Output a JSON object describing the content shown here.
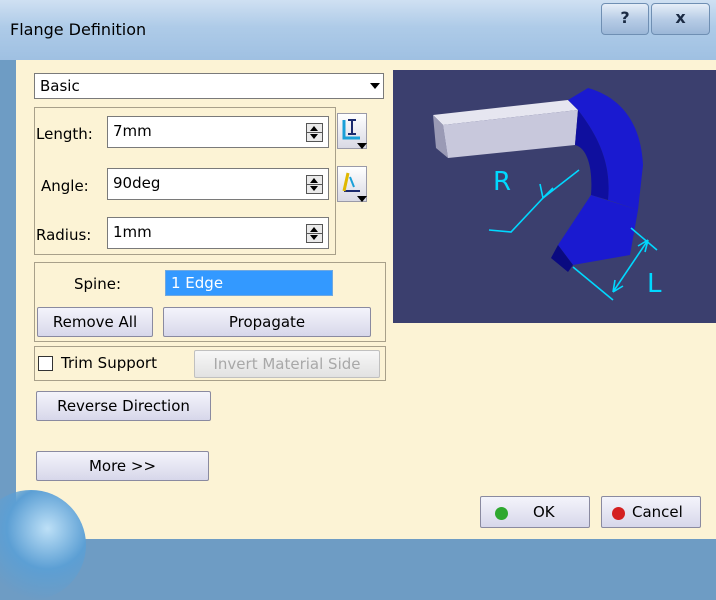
{
  "window": {
    "title": "Flange Definition",
    "help_label": "?",
    "close_label": "x"
  },
  "mode": {
    "selected": "Basic"
  },
  "parameters": {
    "length": {
      "label": "Length:",
      "value": "7mm",
      "icon": "length-type-icon"
    },
    "angle": {
      "label": "Angle:",
      "value": "90deg",
      "icon": "angle-type-icon"
    },
    "radius": {
      "label": "Radius:",
      "value": "1mm"
    }
  },
  "spine": {
    "label": "Spine:",
    "value": "1 Edge",
    "remove_all_label": "Remove All",
    "propagate_label": "Propagate"
  },
  "options": {
    "trim_support_label": "Trim Support",
    "trim_support_checked": false,
    "invert_material_side_label": "Invert Material Side",
    "invert_material_side_enabled": false,
    "reverse_direction_label": "Reverse Direction",
    "more_label": "More >>"
  },
  "preview": {
    "radius_label": "R",
    "length_label": "L",
    "colors": {
      "background": "#3b3f6e",
      "flange": "#1a1ad0",
      "base": "#c8c8dc",
      "dimension": "#00d8ff"
    }
  },
  "footer": {
    "ok_label": "OK",
    "cancel_label": "Cancel",
    "ok_color": "#2ea82e",
    "cancel_color": "#d42020"
  }
}
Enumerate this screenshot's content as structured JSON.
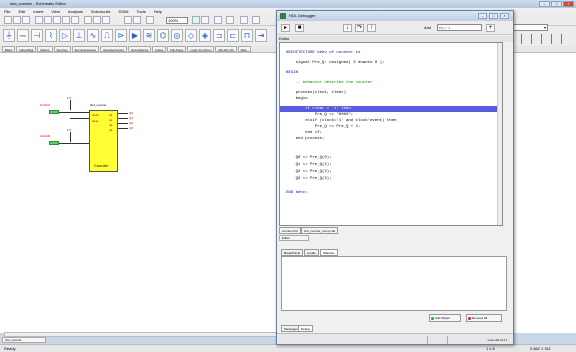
{
  "main_window": {
    "title": "shd_counter - Schematic Editor",
    "menu": [
      "File",
      "Edit",
      "Insert",
      "View",
      "Analysis",
      "Subcircuits",
      "DSIM",
      "Tools",
      "Help"
    ],
    "zoom": "100%",
    "library_tabs": [
      "Basic",
      "Gates/Digi",
      "Meters",
      "Sources",
      "Semiconductors",
      "Optoelectronics",
      "Opto-Macros",
      "Gates",
      "Flip-Flops",
      "Logic ICs-HCux",
      "MC-DA-CR",
      "Misc."
    ],
    "dropdown_value": "Ground",
    "doc_tab": "shd_counter",
    "status_left": "Ready",
    "status_coords": "5 x 6",
    "status_zoom": "0 662 1 311",
    "status_mid": "1 x 6"
  },
  "schematic": {
    "block_title": "shd_counter",
    "block_label": "Counter",
    "inputs": [
      {
        "label": "CLOCK",
        "pin": "clock"
      },
      {
        "label": "CLEAR",
        "pin": "clear"
      }
    ],
    "vcc_labels": [
      "1.0",
      "1.0"
    ],
    "outputs": [
      "Q0",
      "Q1",
      "Q2",
      "Q3"
    ],
    "output_pins": [
      "q0",
      "q1",
      "q2",
      "q3"
    ]
  },
  "debugger": {
    "title": "HDL Debugger",
    "watch_label": "Add",
    "watch_value": "eq = 1",
    "editor_label": "Editor",
    "code_lines": [
      "",
      "ARCHITECTURE behv of counter is",
      "",
      "    signal Pre_Q: unsigned( 3 downto 0 );",
      "",
      "BEGIN",
      "",
      "    -- behavior describe the counter",
      "",
      "    process(clock, clear)",
      "    begin",
      "        if clear = '1' then",
      "            Pre_Q <= \"0000\";",
      "        elsif (clock='1' and clock'event) then",
      "            Pre_Q <= Pre_Q + 1;",
      "        end if;",
      "    end process;",
      "",
      "    Q0 <= Pre_Q(0);",
      "    Q1 <= Pre_Q(1);",
      "    Q2 <= Pre_Q(2);",
      "    Q3 <= Pre_Q(3);",
      "",
      "END behv;"
    ],
    "editor_tabs": [
      "counter.vhd",
      "shd_counter_comp.vhd"
    ],
    "editor_subtab": "Editor",
    "panel_tabs": [
      "BreakPoints",
      "Locals",
      "Watches"
    ],
    "add_object_label": "Add Object",
    "remove_all_label": "Remove All",
    "message_tabs": [
      "Messages",
      "Debug"
    ],
    "status_text": "Line:104 Col:1"
  }
}
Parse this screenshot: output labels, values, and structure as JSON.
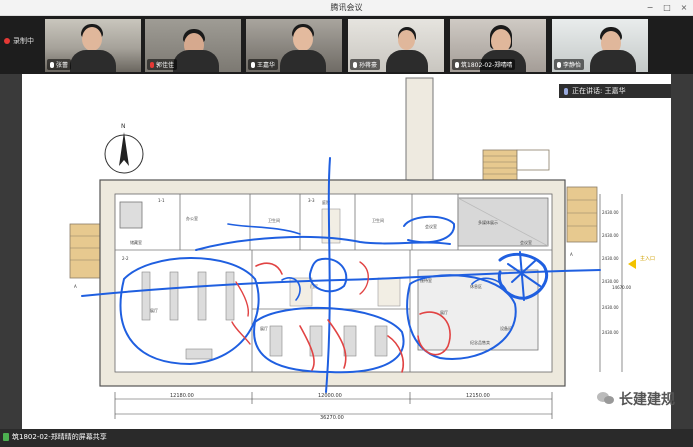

WHAT YOU NEED TO DO ▸ Set down the complete material exactly, but do not include the images.

TASK SOLUTION ▸
Output a JSON object describing the content shown here.
{
  "window": {
    "title": "Flange Definition",
    "help_label": "?",
    "close_label": "x"
  },
  "mode": {
    "selected": "Basic"
  },
  "parameters": {
    "length": {
      "label": "Length:",
      "value": "7mm",
      "icon": "length-type-icon"
    },
    "angle": {
      "label": "Angle:",
      "value": "90deg",
      "icon": "angle-type-icon"
    },
    "radius": {
      "label": "Radius:",
      "value": "1mm"
    }
  },
  "spine": {
    "label": "Spine:",
    "value": "1 Edge",
    "remove_all_label": "Remove All",
    "propagate_label": "Propagate"
  },
  "options": {
    "trim_support_label": "Trim Support",
    "trim_support_checked": false,
    "invert_material_side_label": "Invert Material Side",
    "invert_material_side_enabled": false,
    "reverse_direction_label": "Reverse Direction",
    "more_label": "More >>"
  },
  "preview": {
    "radius_label": "R",
    "length_label": "L",
    "colors": {
      "background": "#3b3f6e",
      "flange": "#1a1ad0",
      "base": "#c8c8dc",
      "dimension": "#00d8ff"
    }
  },
  "footer": {
    "ok_label": "OK",
    "cancel_label": "Cancel",
    "ok_color": "#2ea82e",
    "cancel_color": "#d42020"
  }
}
Enumerate this screenshot's content as structured JSON.
{
  "main_window": {
    "title": "shd_counter - Schematic Editor",
    "menu": [
      "File",
      "Edit",
      "Insert",
      "View",
      "Analysis",
      "Subcircuits",
      "DSIM",
      "Tools",
      "Help"
    ],
    "zoom": "100%",
    "library_tabs": [
      "Basic",
      "Gates/Digi",
      "Meters",
      "Sources",
      "Semiconductors",
      "Optoelectronics",
      "Opto-Macros",
      "Gates",
      "Flip-Flops",
      "Logic ICs-HCux",
      "MC-DA-CR",
      "Misc."
    ],
    "dropdown_value": "Ground",
    "doc_tab": "shd_counter",
    "status_left": "Ready",
    "status_coords": "5 x 6",
    "status_zoom": "0 662 1 311",
    "status_mid": "1 x 6"
  },
  "schematic": {
    "block_title": "shd_counter",
    "block_label": "Counter",
    "inputs": [
      {
        "label": "CLOCK",
        "pin": "clock"
      },
      {
        "label": "CLEAR",
        "pin": "clear"
      }
    ],
    "vcc_labels": [
      "1.0",
      "1.0"
    ],
    "outputs": [
      "Q0",
      "Q1",
      "Q2",
      "Q3"
    ],
    "output_pins": [
      "q0",
      "q1",
      "q2",
      "q3"
    ]
  },
  "debugger": {
    "title": "HDL Debugger",
    "watch_label": "Add",
    "watch_value": "eq = 1",
    "editor_label": "Editor",
    "code_lines": [
      "",
      "ARCHITECTURE behv of counter is",
      "",
      "    signal Pre_Q: unsigned( 3 downto 0 );",
      "",
      "BEGIN",
      "",
      "    -- behavior describe the counter",
      "",
      "    process(clock, clear)",
      "    begin",
      "        if clear = '1' then",
      "            Pre_Q <= \"0000\";",
      "        elsif (clock='1' and clock'event) then",
      "            Pre_Q <= Pre_Q + 1;",
      "        end if;",
      "    end process;",
      "",
      "    Q0 <= Pre_Q(0);",
      "    Q1 <= Pre_Q(1);",
      "    Q2 <= Pre_Q(2);",
      "    Q3 <= Pre_Q(3);",
      "",
      "END behv;"
    ],
    "editor_tabs": [
      "counter.vhd",
      "shd_counter_comp.vhd"
    ],
    "editor_subtab": "Editor",
    "panel_tabs": [
      "BreakPoints",
      "Locals",
      "Watches"
    ],
    "add_object_label": "Add Object",
    "remove_all_label": "Remove All",
    "message_tabs": [
      "Messages",
      "Debug"
    ],
    "status_text": "Line:104 Col:1"
  }
}
Parse this screenshot: output labels, values, and structure as JSON.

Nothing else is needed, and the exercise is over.